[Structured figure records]
#####
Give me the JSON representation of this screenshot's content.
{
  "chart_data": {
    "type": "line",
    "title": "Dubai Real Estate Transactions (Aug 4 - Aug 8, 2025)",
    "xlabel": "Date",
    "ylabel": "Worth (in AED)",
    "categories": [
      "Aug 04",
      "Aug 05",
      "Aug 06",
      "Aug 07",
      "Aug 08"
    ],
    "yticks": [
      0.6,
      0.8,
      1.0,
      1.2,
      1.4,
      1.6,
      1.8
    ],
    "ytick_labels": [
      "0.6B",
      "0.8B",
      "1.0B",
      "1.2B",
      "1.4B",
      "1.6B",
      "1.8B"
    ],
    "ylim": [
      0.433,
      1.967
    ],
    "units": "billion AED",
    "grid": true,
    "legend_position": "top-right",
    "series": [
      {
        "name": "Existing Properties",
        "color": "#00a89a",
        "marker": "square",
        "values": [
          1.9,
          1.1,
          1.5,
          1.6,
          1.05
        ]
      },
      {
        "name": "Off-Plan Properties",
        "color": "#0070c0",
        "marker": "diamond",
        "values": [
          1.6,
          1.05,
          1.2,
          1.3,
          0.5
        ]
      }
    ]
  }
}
#####
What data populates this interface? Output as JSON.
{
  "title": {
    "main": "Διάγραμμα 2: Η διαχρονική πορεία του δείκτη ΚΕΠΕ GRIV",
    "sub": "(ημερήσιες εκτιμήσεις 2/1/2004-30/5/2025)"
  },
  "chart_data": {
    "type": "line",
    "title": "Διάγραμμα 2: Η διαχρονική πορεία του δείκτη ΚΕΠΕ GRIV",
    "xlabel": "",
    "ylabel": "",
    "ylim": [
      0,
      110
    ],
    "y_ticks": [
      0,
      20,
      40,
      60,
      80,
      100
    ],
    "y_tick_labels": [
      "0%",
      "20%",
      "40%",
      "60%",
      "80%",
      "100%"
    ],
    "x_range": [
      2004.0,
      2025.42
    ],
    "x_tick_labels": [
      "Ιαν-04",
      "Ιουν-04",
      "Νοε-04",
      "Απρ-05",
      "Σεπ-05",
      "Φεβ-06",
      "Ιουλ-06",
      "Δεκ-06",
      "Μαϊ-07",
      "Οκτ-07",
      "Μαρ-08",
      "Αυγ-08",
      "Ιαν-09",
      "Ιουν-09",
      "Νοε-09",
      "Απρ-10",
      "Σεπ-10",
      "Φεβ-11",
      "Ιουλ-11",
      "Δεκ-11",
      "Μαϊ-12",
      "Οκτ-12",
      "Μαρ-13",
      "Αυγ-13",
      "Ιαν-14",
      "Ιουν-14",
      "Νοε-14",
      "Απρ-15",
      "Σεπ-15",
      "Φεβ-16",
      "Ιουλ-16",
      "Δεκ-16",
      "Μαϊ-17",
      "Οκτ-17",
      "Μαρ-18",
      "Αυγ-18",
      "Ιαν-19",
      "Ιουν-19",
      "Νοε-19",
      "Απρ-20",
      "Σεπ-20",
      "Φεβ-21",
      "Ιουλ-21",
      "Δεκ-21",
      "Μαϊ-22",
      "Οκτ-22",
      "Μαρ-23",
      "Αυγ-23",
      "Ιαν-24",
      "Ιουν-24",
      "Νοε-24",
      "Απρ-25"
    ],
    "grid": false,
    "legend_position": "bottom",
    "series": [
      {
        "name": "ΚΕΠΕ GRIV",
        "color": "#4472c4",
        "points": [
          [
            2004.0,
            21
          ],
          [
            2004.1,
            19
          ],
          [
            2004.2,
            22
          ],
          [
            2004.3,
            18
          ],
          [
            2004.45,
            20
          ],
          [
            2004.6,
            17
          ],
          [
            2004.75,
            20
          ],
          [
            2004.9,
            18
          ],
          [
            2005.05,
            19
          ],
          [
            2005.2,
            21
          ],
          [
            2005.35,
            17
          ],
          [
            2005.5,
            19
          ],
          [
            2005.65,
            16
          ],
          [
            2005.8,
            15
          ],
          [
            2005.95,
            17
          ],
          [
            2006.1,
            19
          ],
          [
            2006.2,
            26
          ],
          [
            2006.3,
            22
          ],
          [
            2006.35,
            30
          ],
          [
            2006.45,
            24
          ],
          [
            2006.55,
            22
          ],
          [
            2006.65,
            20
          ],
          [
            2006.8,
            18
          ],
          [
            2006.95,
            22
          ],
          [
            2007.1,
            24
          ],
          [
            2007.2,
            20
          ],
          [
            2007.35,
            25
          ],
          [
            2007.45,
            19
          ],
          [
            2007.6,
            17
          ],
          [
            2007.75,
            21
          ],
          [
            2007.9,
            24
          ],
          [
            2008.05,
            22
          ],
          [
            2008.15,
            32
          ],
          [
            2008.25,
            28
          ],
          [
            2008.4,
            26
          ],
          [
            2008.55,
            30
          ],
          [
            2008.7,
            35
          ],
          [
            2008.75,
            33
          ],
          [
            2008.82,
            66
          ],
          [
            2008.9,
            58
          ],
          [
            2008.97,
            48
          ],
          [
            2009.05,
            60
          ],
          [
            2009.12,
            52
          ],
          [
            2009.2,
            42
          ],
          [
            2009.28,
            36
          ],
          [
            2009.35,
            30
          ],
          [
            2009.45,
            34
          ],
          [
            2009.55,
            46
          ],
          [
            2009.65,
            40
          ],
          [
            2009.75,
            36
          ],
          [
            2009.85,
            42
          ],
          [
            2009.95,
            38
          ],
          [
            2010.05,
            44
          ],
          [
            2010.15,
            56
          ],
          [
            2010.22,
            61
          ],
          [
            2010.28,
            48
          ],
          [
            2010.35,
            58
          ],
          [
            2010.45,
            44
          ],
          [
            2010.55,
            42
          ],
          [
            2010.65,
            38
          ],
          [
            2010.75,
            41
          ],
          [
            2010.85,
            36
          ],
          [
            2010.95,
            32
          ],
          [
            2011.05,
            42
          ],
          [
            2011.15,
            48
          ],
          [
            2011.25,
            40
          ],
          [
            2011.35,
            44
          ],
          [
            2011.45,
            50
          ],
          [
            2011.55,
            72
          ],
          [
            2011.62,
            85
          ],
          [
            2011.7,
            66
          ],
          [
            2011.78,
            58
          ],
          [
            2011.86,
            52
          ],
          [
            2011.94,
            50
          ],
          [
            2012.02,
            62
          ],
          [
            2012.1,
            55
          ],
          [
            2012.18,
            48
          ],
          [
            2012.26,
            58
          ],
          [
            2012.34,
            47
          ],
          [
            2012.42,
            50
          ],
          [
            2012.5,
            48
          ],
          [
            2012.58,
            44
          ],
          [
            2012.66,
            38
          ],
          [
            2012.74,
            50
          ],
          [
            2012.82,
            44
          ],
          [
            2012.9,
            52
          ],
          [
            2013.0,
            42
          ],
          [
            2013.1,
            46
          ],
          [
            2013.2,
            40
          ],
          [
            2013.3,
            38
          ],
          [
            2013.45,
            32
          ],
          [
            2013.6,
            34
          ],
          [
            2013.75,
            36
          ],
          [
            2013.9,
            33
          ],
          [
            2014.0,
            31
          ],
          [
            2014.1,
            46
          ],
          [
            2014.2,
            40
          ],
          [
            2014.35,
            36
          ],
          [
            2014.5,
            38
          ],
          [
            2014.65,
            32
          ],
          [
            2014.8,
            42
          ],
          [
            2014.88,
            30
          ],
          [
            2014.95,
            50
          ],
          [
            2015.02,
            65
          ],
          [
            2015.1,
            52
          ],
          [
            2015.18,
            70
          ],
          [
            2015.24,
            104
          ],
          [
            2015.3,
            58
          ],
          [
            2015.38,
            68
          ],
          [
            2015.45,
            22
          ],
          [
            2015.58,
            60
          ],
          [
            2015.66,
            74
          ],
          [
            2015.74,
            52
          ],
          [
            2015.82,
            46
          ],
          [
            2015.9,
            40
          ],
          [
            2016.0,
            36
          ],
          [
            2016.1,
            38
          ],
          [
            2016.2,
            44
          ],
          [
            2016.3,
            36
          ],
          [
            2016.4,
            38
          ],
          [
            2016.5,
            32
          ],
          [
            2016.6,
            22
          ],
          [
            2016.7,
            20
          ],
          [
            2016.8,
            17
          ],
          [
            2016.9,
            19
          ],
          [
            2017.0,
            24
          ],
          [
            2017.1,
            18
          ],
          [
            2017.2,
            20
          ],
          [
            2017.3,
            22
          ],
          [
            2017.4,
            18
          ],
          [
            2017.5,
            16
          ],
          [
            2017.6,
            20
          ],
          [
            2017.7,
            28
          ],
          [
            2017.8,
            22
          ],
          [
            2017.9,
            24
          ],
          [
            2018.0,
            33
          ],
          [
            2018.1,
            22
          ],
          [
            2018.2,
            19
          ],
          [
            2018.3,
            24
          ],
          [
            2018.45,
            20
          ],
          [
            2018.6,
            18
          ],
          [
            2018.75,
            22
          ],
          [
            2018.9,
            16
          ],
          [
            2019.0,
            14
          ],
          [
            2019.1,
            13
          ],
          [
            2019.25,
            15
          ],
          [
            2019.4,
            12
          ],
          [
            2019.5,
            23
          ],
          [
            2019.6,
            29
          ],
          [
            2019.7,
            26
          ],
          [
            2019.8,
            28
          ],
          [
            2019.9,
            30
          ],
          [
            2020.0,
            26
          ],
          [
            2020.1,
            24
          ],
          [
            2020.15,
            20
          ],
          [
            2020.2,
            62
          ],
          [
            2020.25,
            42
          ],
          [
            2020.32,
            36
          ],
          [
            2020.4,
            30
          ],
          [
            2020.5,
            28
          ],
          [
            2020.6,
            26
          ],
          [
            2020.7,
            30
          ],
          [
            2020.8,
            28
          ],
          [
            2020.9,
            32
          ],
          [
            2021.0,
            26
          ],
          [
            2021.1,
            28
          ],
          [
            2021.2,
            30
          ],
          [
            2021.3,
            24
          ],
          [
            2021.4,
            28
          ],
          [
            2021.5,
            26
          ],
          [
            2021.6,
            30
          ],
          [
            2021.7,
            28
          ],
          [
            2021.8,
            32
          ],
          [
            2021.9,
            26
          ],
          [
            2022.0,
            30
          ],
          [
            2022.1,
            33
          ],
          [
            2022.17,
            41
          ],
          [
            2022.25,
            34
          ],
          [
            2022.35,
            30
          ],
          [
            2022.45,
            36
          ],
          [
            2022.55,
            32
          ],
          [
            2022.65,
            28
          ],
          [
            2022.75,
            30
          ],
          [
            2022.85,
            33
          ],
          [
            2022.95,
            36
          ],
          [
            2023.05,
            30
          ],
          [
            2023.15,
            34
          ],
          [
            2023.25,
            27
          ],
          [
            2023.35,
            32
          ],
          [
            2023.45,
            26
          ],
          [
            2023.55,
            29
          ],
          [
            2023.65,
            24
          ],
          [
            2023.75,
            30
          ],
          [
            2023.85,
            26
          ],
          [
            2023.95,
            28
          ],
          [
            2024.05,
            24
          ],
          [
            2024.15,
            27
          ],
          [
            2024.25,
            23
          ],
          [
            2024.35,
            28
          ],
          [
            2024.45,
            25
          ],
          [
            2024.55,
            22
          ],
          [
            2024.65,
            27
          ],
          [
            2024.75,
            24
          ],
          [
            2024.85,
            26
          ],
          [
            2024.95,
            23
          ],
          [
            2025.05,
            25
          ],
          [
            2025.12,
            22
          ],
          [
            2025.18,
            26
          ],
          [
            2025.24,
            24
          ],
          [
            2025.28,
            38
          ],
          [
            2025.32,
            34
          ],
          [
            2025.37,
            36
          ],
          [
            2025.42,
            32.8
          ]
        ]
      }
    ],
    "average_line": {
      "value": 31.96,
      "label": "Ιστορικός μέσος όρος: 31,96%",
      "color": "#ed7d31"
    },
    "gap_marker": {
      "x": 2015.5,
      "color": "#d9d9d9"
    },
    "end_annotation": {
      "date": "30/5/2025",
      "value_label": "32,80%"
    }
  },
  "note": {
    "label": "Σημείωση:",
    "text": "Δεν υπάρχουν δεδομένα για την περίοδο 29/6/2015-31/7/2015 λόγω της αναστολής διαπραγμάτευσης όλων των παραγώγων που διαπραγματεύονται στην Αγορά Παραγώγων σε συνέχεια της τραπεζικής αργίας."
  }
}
#####
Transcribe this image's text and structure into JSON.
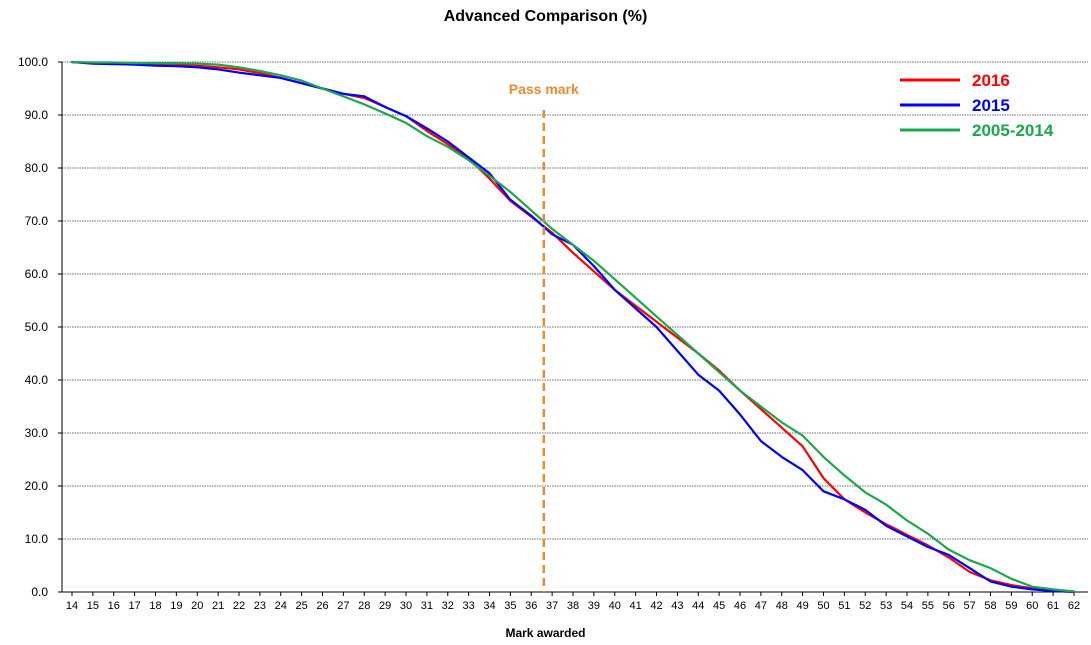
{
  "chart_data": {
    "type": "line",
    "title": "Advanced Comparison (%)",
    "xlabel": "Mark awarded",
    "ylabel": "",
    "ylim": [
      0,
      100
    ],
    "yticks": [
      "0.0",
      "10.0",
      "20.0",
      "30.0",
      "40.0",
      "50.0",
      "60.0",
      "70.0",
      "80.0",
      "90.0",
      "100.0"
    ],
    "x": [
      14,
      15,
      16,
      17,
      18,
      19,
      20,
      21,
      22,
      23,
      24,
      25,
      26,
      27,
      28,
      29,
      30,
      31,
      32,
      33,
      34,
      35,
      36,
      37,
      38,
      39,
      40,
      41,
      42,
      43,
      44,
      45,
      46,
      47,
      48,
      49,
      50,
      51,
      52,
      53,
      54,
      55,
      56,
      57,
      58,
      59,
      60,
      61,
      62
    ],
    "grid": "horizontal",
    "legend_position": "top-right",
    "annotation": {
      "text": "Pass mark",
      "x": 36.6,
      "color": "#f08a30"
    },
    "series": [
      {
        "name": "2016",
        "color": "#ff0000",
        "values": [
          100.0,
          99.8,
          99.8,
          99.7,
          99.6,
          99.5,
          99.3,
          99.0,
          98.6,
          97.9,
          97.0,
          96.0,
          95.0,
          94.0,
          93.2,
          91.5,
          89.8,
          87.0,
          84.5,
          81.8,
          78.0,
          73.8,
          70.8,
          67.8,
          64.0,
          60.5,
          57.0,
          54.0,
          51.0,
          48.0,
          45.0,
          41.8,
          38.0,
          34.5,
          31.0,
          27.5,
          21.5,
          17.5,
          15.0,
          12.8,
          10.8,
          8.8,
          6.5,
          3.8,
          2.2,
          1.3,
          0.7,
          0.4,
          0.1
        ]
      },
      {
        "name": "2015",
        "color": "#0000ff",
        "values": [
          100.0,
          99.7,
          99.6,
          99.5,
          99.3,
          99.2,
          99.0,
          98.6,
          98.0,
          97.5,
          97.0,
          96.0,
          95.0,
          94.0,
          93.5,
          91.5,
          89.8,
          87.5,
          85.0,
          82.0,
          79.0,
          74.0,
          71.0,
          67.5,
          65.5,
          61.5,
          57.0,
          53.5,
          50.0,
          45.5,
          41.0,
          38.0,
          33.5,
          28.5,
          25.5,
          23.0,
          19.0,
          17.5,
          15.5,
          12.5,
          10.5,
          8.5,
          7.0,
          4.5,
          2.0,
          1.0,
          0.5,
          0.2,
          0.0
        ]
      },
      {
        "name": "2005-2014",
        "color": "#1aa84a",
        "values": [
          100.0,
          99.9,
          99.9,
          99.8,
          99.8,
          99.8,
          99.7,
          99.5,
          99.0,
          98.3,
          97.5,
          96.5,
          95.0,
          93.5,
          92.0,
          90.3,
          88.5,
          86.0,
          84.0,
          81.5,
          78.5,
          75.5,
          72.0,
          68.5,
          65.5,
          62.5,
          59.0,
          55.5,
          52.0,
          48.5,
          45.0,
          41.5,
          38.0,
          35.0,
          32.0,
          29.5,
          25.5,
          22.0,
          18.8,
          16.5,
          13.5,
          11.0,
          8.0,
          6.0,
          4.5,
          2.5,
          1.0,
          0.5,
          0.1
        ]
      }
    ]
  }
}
#####
=== To be done ===
Where a line above contains the word "text", copy that line.

=== Final answer ===
    "text": "Δεν υπάρχουν δεδομένα για την περίοδο 29/6/2015-31/7/2015 λόγω της αναστολής διαπραγμάτευσης όλων των παραγώγων που διαπραγματεύονται στην Αγορά Παραγώγων σε συνέχεια της τραπεζικής αργίας."
Transcribe this image's text and structure into JSON.
      "text": "Pass mark",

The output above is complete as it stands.